TASK TO COMPLETE
Return each line containing the string "INVALIDATION".

PROVIDED RECORDS

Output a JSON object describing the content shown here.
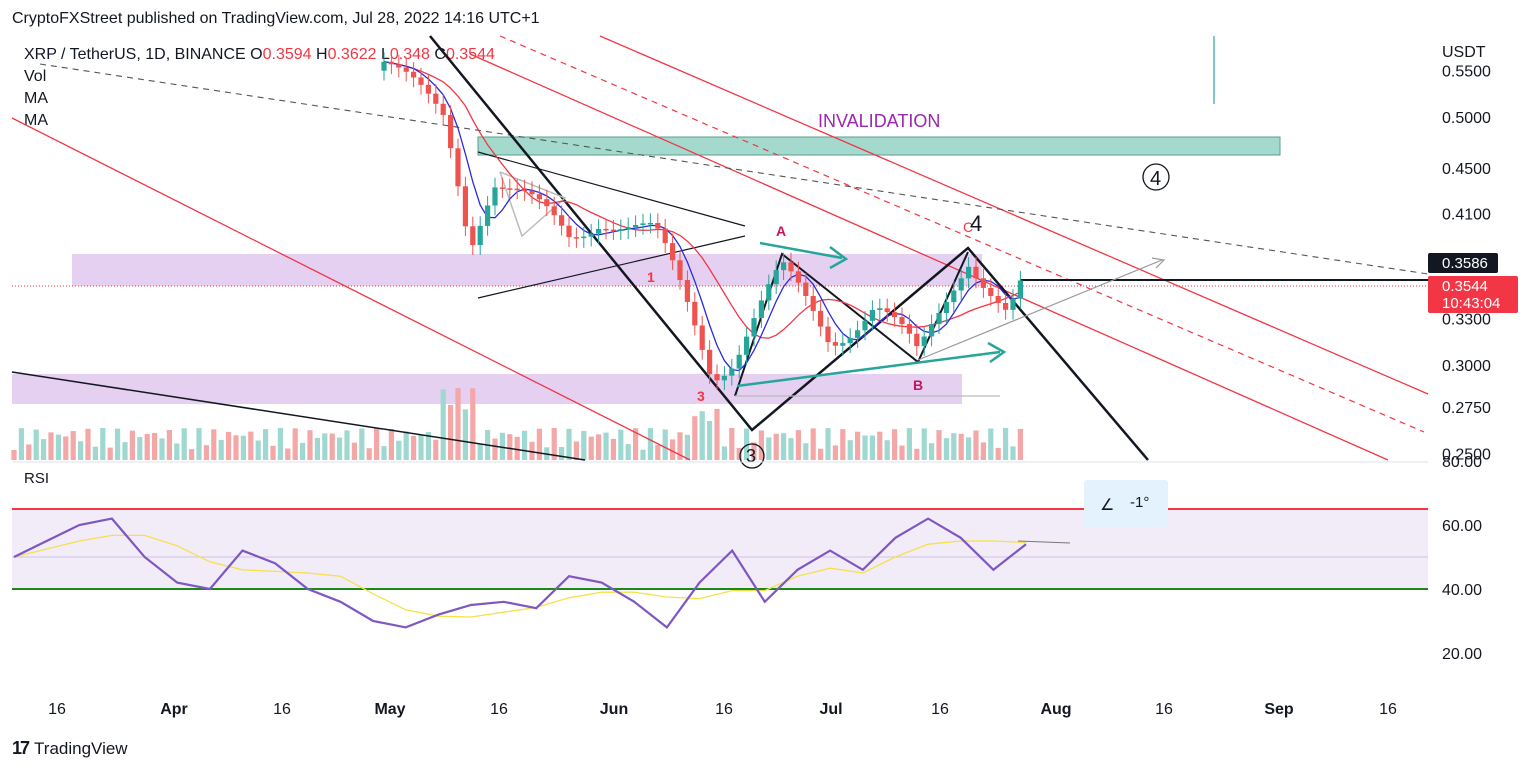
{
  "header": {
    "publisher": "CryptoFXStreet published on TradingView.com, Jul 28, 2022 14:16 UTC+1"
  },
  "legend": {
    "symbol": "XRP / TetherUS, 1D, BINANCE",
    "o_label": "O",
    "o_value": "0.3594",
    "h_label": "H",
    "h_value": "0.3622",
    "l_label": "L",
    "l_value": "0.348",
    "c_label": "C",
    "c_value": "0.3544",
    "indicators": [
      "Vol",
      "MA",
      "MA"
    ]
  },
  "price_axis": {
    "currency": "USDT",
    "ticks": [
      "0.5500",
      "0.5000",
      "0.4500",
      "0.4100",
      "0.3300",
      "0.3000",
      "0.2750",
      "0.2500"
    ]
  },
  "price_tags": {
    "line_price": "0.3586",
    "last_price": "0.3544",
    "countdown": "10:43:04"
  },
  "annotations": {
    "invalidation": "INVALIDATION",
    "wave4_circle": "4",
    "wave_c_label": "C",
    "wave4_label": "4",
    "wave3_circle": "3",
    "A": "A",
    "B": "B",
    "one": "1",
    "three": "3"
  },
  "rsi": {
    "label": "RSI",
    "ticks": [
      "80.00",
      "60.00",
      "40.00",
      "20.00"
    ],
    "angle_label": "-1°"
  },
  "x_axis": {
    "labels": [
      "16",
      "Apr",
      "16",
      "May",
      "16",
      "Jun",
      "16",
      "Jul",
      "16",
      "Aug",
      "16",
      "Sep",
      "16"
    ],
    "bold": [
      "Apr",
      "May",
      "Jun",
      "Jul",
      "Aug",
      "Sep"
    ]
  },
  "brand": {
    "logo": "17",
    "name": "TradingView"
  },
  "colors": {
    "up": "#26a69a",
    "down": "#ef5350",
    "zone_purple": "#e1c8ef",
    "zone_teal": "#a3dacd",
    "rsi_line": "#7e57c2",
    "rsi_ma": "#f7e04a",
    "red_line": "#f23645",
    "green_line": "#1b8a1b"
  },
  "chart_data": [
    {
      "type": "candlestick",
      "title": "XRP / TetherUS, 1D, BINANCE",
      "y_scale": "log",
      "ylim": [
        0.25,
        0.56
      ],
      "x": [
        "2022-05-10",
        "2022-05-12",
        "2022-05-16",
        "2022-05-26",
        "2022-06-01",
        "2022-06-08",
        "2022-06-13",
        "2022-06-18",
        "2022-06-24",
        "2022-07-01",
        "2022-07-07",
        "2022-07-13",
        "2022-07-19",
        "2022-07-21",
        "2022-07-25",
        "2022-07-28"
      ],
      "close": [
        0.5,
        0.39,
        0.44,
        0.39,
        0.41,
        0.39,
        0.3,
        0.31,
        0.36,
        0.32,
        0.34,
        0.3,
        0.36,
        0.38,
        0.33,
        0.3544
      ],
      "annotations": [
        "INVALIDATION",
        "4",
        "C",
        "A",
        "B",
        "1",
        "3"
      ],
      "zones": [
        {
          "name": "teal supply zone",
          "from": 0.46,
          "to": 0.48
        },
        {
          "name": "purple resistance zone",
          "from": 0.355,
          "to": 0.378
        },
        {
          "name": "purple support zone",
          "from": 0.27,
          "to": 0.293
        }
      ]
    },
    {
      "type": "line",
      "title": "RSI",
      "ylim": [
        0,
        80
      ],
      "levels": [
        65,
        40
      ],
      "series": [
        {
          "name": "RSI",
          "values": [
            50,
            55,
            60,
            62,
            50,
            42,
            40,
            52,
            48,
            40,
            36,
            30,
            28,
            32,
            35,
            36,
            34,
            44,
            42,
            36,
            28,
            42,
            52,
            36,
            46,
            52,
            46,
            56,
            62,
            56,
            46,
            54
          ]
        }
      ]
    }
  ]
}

RESULT FOR THIS TASK
    "invalidation": "INVALIDATION",
        "INVALIDATION",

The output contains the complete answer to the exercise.